• [DIRECTION] Can you rewrite all the lines below with "section-divider" changed to "separator" everywhere and nothing else altered? Leave the pictures out.

+++ DATA PROVIDED +++

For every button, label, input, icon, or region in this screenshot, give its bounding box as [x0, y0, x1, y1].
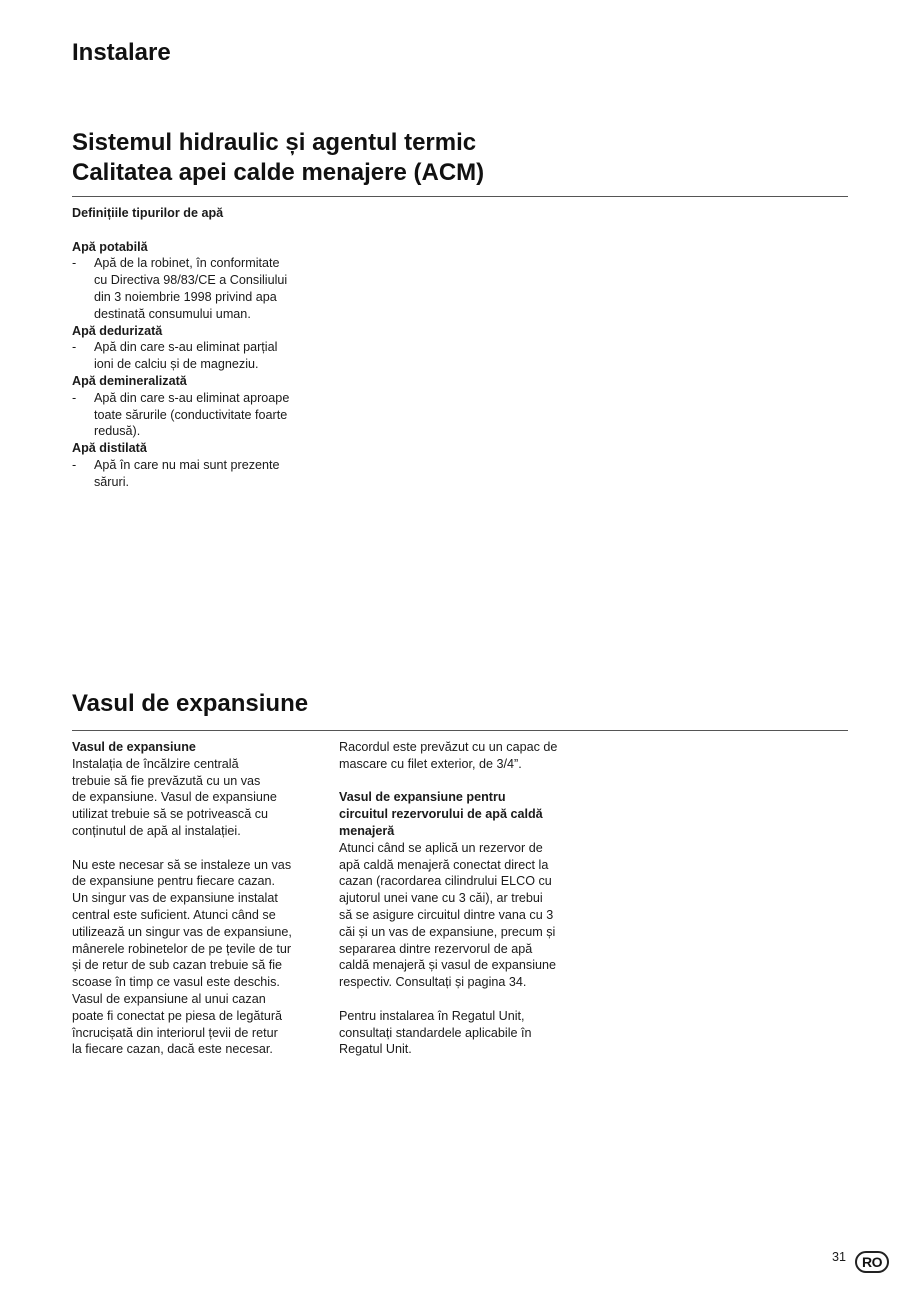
section-divider	[72, 730, 848, 731]
text-line: Regatul Unit.	[339, 1042, 412, 1057]
page-header-title: Instalare	[72, 39, 171, 66]
text-line: Vasul de expansiune pentru	[339, 790, 506, 805]
water-type-name: Apă distilată	[72, 441, 147, 456]
desc-line: Apă de la robinet, în conformitate	[94, 256, 280, 271]
section-title-hydraulic: Sistemul hidraulic și agentul termic	[72, 129, 477, 156]
text-line: utilizează un singur vas de expansiune,	[72, 924, 292, 939]
language-badge: RO	[855, 1251, 889, 1273]
text-line: Pentru instalarea în Regatul Unit,	[339, 1008, 525, 1023]
desc-line: săruri.	[94, 474, 129, 489]
section-title-water-quality: Calitatea apei calde menajere (ACM)	[72, 159, 485, 186]
text-line: ajutorul unei vane cu 3 căi), ar trebui	[339, 891, 543, 906]
text-line: Un singur vas de expansiune instalat	[72, 891, 278, 906]
desc-line: toate sărurile (conductivitate foarte	[94, 407, 288, 422]
expansion-column-right	[339, 739, 591, 1058]
section-divider	[72, 196, 848, 197]
list-dash: -	[72, 457, 77, 472]
paragraph	[72, 756, 324, 840]
text-line: să se asigure circuitul dintre vana cu 3	[339, 907, 554, 922]
text-line: consultați standardele aplicabile în	[339, 1025, 532, 1040]
desc-line: destinată consumului uman.	[94, 306, 251, 321]
text-line: căi și un vas de expansiune, precum și	[339, 924, 556, 939]
text-line: trebuie să fie prevăzută cu un vas	[72, 773, 261, 788]
text-line: caldă menajeră și vasul de expansiune	[339, 958, 557, 973]
text-line: respectiv. Consultați și pagina 34.	[339, 975, 527, 990]
text-line: Instalația de încălzire centrală	[72, 756, 239, 771]
text-line: la fiecare cazan, dacă este necesar.	[72, 1042, 273, 1057]
text-line: conținutul de apă al instalației.	[72, 823, 241, 838]
water-type-name: Apă potabilă	[72, 239, 148, 254]
text-line: încrucișată din interiorul țevii de retur	[72, 1025, 278, 1040]
water-type-description	[72, 255, 324, 322]
paragraph	[72, 857, 324, 1059]
expansion-heading: Vasul de expansiune	[72, 740, 196, 754]
text-line: Racordul este prevăzut cu un capac de	[339, 740, 558, 754]
text-line: cazan (racordarea cilindrului ELCO cu	[339, 874, 552, 889]
text-line: mascare cu filet exterior, de 3/4”.	[339, 756, 522, 771]
text-line: de expansiune. Vasul de expansiune	[72, 790, 277, 805]
text-line: utilizat trebuie să se potrivească cu	[72, 807, 269, 822]
paragraph	[339, 840, 591, 991]
text-line: poate fi conectat pe piesa de legătură	[72, 1008, 283, 1023]
text-line: apă caldă menajeră conectat direct la	[339, 857, 549, 872]
list-dash: -	[72, 256, 77, 271]
paragraph	[339, 739, 591, 773]
water-type-description	[72, 339, 324, 373]
desc-line: Apă din care s-au eliminat aproape	[94, 390, 290, 405]
text-line: mânerele robinetelor de pe țevile de tur	[72, 941, 292, 956]
desc-line: Apă în care nu mai sunt prezente	[94, 457, 280, 472]
water-type-name: Apă dedurizată	[72, 323, 163, 338]
text-line: Atunci când se aplică un rezervor de	[339, 840, 543, 855]
water-definitions-block	[72, 205, 324, 491]
desc-line: redusă).	[94, 424, 141, 439]
text-line: scoase în timp ce vasul este deschis.	[72, 975, 280, 990]
water-type-description	[72, 390, 324, 440]
water-definitions-subheading: Definițiile tipurilor de apă	[72, 206, 224, 220]
text-line: Vasul de expansiune al unui cazan	[72, 991, 266, 1006]
text-line: central este suficient. Atunci când se	[72, 907, 276, 922]
text-line: Nu este necesar să se instaleze un vas	[72, 857, 292, 872]
list-dash: -	[72, 390, 77, 405]
desc-line: din 3 noiembrie 1998 privind apa	[94, 289, 277, 304]
text-line: menajeră	[339, 823, 395, 838]
text-line: circuitul rezervorului de apă caldă	[339, 807, 543, 822]
paragraph	[339, 1008, 591, 1058]
text-line: și de retur de sub cazan trebuie să fie	[72, 958, 283, 973]
desc-line: ioni de calciu și de magneziu.	[94, 357, 259, 372]
page-number: 31	[832, 1250, 847, 1264]
list-dash: -	[72, 340, 77, 355]
expansion-column-left	[72, 739, 324, 1058]
dhw-expansion-heading	[339, 789, 591, 839]
water-type-name: Apă demineralizată	[72, 373, 187, 388]
water-type-description	[72, 457, 324, 491]
section-title-expansion-vessel: Vasul de expansiune	[72, 690, 309, 717]
desc-line: Apă din care s-au eliminat parțial	[94, 340, 278, 355]
desc-line: cu Directiva 98/83/CE a Consiliului	[94, 273, 288, 288]
text-line: separarea dintre rezervorul de apă	[339, 941, 533, 956]
text-line: de expansiune pentru fiecare cazan.	[72, 874, 276, 889]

+++

• [IN RESPONSE]
For every button, label, input, icon, or region in this screenshot, give its bounding box as [x0, y0, x1, y1].
separator	[72, 730, 848, 731]
text-line: Regatul Unit.	[339, 1042, 412, 1057]
page-header-title: Instalare	[72, 39, 171, 66]
text-line: Vasul de expansiune pentru	[339, 790, 506, 805]
water-type-name: Apă distilată	[72, 441, 147, 456]
desc-line: Apă de la robinet, în conformitate	[94, 256, 280, 271]
section-title-hydraulic: Sistemul hidraulic și agentul termic	[72, 129, 477, 156]
text-line: utilizează un singur vas de expansiune,	[72, 924, 292, 939]
language-badge: RO	[855, 1251, 889, 1273]
text-line: Pentru instalarea în Regatul Unit,	[339, 1008, 525, 1023]
desc-line: săruri.	[94, 474, 129, 489]
section-title-water-quality: Calitatea apei calde menajere (ACM)	[72, 159, 485, 186]
text-line: ajutorul unei vane cu 3 căi), ar trebui	[339, 891, 543, 906]
text-line: Un singur vas de expansiune instalat	[72, 891, 278, 906]
desc-line: toate sărurile (conductivitate foarte	[94, 407, 288, 422]
expansion-column-right	[339, 739, 591, 1058]
separator	[72, 196, 848, 197]
list-dash: -	[72, 457, 77, 472]
paragraph	[72, 756, 324, 840]
text-line: să se asigure circuitul dintre vana cu 3	[339, 907, 554, 922]
text-line: consultați standardele aplicabile în	[339, 1025, 532, 1040]
desc-line: destinată consumului uman.	[94, 306, 251, 321]
text-line: căi și un vas de expansiune, precum și	[339, 924, 556, 939]
text-line: trebuie să fie prevăzută cu un vas	[72, 773, 261, 788]
text-line: caldă menajeră și vasul de expansiune	[339, 958, 557, 973]
text-line: respectiv. Consultați și pagina 34.	[339, 975, 527, 990]
text-line: Instalația de încălzire centrală	[72, 756, 239, 771]
text-line: la fiecare cazan, dacă este necesar.	[72, 1042, 273, 1057]
text-line: conținutul de apă al instalației.	[72, 823, 241, 838]
water-type-name: Apă potabilă	[72, 239, 148, 254]
text-line: încrucișată din interiorul țevii de retur	[72, 1025, 278, 1040]
water-type-description	[72, 255, 324, 322]
paragraph	[72, 857, 324, 1059]
expansion-heading: Vasul de expansiune	[72, 740, 196, 754]
text-line: Racordul este prevăzut cu un capac de	[339, 740, 558, 754]
text-line: cazan (racordarea cilindrului ELCO cu	[339, 874, 552, 889]
text-line: mascare cu filet exterior, de 3/4”.	[339, 756, 522, 771]
text-line: de expansiune. Vasul de expansiune	[72, 790, 277, 805]
text-line: utilizat trebuie să se potrivească cu	[72, 807, 269, 822]
paragraph	[339, 840, 591, 991]
text-line: poate fi conectat pe piesa de legătură	[72, 1008, 283, 1023]
text-line: apă caldă menajeră conectat direct la	[339, 857, 549, 872]
list-dash: -	[72, 256, 77, 271]
paragraph	[339, 739, 591, 773]
water-type-description	[72, 339, 324, 373]
desc-line: Apă din care s-au eliminat aproape	[94, 390, 290, 405]
text-line: mânerele robinetelor de pe țevile de tur	[72, 941, 292, 956]
desc-line: Apă în care nu mai sunt prezente	[94, 457, 280, 472]
water-type-name: Apă dedurizată	[72, 323, 163, 338]
text-line: Atunci când se aplică un rezervor de	[339, 840, 543, 855]
water-definitions-block	[72, 205, 324, 491]
desc-line: redusă).	[94, 424, 141, 439]
text-line: scoase în timp ce vasul este deschis.	[72, 975, 280, 990]
water-type-description	[72, 390, 324, 440]
water-definitions-subheading: Definițiile tipurilor de apă	[72, 206, 224, 220]
text-line: Vasul de expansiune al unui cazan	[72, 991, 266, 1006]
text-line: central este suficient. Atunci când se	[72, 907, 276, 922]
text-line: Nu este necesar să se instaleze un vas	[72, 857, 292, 872]
list-dash: -	[72, 390, 77, 405]
desc-line: din 3 noiembrie 1998 privind apa	[94, 289, 277, 304]
text-line: menajeră	[339, 823, 395, 838]
text-line: circuitul rezervorului de apă caldă	[339, 807, 543, 822]
paragraph	[339, 1008, 591, 1058]
text-line: și de retur de sub cazan trebuie să fie	[72, 958, 283, 973]
desc-line: ioni de calciu și de magneziu.	[94, 357, 259, 372]
page-number: 31	[832, 1250, 847, 1264]
list-dash: -	[72, 340, 77, 355]
expansion-column-left	[72, 739, 324, 1058]
dhw-expansion-heading	[339, 789, 591, 839]
water-type-name: Apă demineralizată	[72, 373, 187, 388]
water-type-description	[72, 457, 324, 491]
section-title-expansion-vessel: Vasul de expansiune	[72, 690, 309, 717]
desc-line: Apă din care s-au eliminat parțial	[94, 340, 278, 355]
desc-line: cu Directiva 98/83/CE a Consiliului	[94, 273, 288, 288]
text-line: separarea dintre rezervorul de apă	[339, 941, 533, 956]
text-line: de expansiune pentru fiecare cazan.	[72, 874, 276, 889]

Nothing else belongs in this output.